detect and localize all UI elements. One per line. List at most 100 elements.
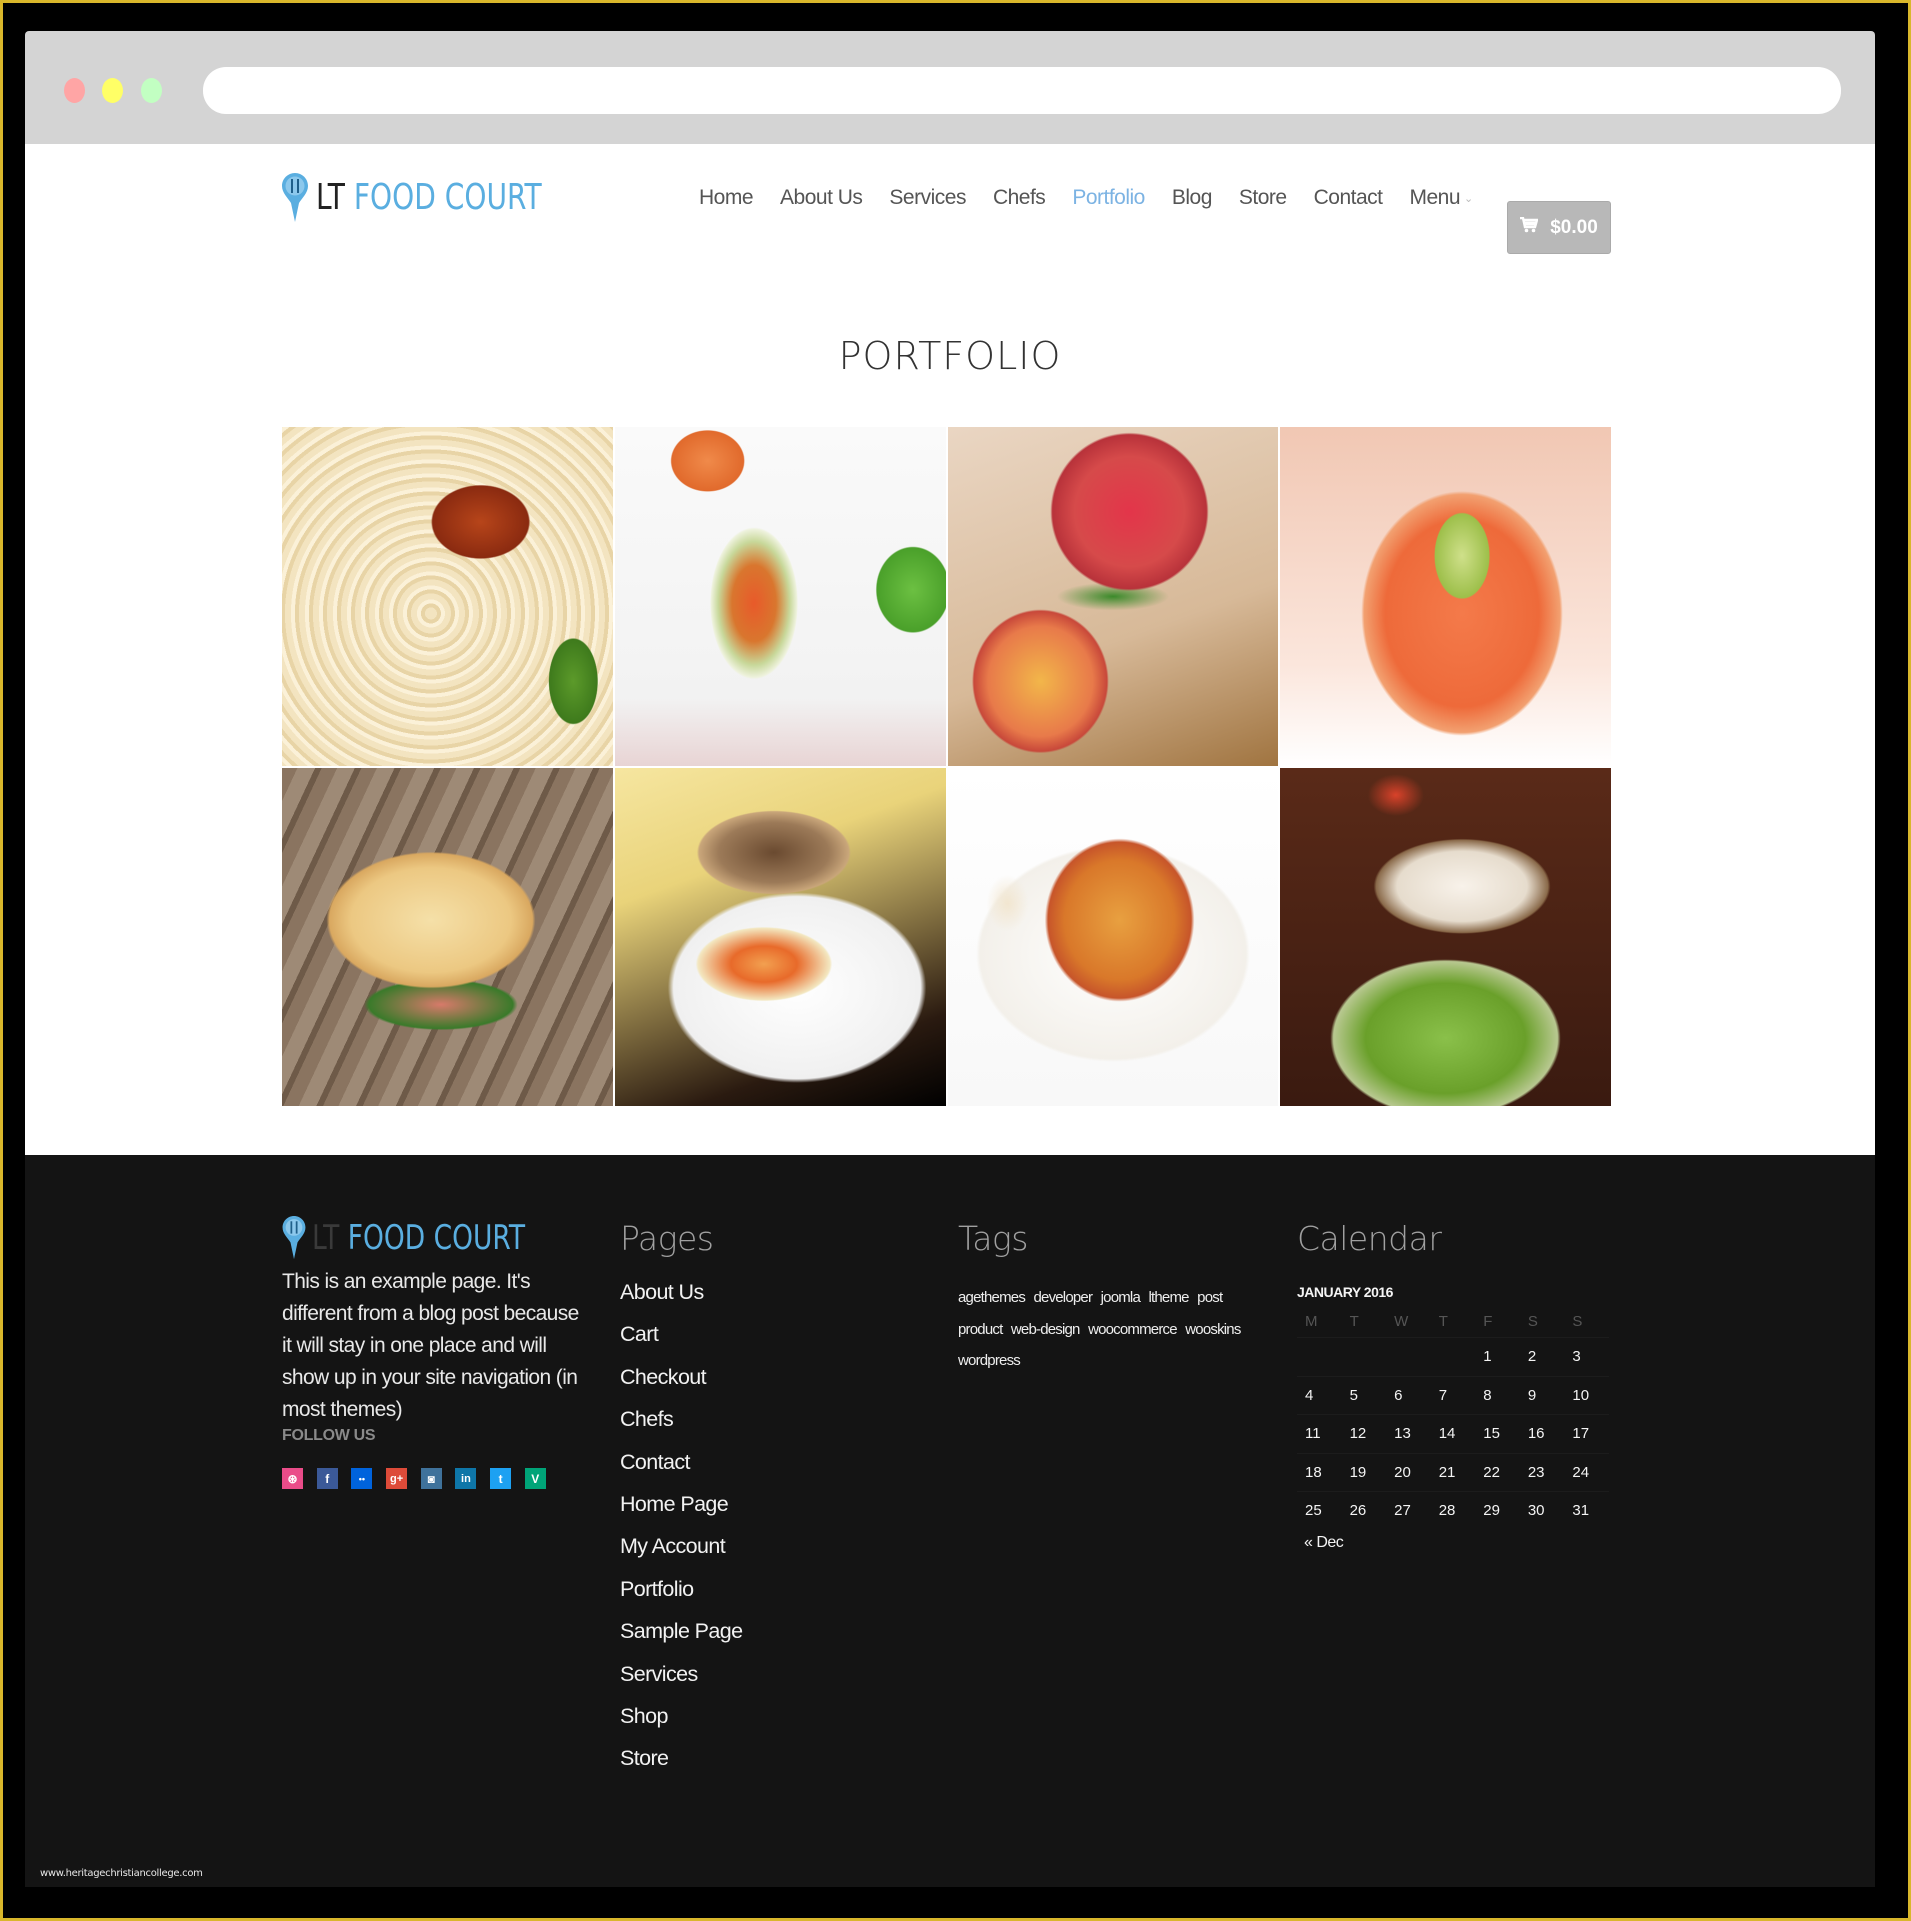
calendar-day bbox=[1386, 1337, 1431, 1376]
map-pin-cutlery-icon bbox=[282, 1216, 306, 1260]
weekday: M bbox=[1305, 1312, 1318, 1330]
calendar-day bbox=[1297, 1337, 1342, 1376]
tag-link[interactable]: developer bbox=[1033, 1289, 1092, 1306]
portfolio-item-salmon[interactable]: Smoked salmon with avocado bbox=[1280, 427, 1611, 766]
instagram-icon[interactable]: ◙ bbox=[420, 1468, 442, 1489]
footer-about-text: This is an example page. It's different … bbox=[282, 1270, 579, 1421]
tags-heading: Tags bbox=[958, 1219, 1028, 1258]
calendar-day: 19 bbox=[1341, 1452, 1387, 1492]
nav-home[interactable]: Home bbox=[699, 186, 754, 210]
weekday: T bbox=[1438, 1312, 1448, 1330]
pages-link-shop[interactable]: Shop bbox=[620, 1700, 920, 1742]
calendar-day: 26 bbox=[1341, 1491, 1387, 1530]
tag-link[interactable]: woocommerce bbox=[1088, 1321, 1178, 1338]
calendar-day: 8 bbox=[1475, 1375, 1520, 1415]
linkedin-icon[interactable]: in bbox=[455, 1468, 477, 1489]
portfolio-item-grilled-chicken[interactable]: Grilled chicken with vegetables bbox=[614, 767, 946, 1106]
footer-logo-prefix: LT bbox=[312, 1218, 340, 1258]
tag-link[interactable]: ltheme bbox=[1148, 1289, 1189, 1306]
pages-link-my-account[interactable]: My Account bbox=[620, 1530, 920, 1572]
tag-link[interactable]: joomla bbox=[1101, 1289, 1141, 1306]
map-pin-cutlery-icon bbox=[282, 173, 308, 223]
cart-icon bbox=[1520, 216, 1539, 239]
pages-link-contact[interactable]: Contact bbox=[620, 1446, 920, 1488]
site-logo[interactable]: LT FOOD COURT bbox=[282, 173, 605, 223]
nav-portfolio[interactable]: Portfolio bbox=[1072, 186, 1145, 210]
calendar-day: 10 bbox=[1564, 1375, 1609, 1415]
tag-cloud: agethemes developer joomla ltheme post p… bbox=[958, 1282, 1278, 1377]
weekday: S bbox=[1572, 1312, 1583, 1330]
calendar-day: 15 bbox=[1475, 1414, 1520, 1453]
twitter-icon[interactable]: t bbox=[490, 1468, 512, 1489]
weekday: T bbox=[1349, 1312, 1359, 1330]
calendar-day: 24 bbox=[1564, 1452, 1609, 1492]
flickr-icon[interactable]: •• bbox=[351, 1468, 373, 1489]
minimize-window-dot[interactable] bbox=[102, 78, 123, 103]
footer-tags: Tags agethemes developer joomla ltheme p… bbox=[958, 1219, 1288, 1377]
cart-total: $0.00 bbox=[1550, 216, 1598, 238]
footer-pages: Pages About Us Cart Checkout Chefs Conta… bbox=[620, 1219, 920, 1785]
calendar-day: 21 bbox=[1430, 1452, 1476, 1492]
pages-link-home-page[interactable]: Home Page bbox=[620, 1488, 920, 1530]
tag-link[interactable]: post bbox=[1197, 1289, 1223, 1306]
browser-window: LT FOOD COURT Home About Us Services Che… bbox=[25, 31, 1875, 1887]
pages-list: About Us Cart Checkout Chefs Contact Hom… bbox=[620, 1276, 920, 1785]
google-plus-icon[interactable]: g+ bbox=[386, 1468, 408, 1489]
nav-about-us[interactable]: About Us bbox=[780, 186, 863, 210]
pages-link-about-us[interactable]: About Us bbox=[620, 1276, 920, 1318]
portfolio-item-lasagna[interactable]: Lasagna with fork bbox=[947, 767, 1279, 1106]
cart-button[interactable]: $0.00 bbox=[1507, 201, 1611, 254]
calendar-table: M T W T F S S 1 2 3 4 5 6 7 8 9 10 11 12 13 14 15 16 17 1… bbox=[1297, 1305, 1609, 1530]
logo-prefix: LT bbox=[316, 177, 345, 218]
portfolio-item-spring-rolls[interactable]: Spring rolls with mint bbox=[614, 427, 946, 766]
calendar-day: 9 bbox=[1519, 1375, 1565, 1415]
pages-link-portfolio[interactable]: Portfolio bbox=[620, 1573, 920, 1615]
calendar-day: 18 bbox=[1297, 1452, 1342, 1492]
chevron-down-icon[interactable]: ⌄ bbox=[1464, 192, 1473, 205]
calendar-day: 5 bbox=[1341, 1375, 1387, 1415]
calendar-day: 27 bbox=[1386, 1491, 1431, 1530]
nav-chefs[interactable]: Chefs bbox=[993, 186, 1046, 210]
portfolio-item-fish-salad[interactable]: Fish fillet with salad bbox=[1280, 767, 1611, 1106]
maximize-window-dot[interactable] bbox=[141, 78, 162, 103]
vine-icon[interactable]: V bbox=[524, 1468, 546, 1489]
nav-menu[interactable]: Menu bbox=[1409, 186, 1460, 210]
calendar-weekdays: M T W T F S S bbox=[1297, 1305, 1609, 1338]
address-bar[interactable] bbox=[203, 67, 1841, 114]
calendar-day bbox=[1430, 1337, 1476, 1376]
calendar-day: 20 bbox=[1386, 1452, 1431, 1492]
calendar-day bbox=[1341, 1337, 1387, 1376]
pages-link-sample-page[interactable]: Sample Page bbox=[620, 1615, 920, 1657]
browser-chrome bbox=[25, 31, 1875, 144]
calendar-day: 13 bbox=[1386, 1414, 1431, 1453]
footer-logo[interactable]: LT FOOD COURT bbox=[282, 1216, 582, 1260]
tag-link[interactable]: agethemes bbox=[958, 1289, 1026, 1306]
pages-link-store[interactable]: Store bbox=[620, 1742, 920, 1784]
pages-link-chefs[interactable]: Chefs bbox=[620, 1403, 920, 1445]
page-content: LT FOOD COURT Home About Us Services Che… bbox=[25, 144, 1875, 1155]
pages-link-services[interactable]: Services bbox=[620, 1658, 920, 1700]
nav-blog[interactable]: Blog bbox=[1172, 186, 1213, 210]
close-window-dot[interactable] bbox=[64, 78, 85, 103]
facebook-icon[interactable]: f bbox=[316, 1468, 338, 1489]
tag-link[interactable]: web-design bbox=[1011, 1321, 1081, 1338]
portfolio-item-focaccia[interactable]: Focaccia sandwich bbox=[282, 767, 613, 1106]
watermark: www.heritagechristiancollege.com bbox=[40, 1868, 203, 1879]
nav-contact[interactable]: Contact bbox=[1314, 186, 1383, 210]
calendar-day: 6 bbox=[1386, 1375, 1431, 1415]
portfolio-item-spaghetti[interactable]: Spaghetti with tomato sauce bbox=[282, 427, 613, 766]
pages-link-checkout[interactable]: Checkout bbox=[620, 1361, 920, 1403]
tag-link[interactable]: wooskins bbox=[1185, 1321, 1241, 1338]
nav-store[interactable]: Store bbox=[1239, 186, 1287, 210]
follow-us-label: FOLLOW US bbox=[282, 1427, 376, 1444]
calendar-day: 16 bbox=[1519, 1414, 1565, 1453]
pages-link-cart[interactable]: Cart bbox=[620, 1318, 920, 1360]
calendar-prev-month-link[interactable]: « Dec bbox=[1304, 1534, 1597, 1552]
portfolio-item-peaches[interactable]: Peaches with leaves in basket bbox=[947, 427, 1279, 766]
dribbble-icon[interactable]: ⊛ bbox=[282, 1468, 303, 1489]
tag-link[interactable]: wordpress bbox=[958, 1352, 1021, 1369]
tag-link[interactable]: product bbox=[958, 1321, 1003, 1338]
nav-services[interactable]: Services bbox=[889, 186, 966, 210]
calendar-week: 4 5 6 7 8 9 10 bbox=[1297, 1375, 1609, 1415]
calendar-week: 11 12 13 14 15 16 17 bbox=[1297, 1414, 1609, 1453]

• **What the task requires**: Recast the lines of the listing from the one holding "calendar-day bbox=[1386, 1337, 1431, 1376]" through the one holding "instagram-icon[interactable]: ◙ bbox=[420, 1468, 442, 1489]", both included, as a JSON list of strings, one string per line.

• **Written solution**:
[
  "calendar-day bbox=[1386, 1337, 1431, 1376]",
  "map-pin-cutlery-icon bbox=[282, 1216, 306, 1260]",
  "weekday: M bbox=[1305, 1312, 1318, 1330]",
  "calendar-day bbox=[1297, 1337, 1342, 1376]",
  "tag-link[interactable]: developer bbox=[1033, 1289, 1092, 1306]",
  "portfolio-item-salmon[interactable]: Smoked salmon with avocado bbox=[1280, 427, 1611, 766]",
  "instagram-icon[interactable]: ◙ bbox=[420, 1468, 442, 1489]"
]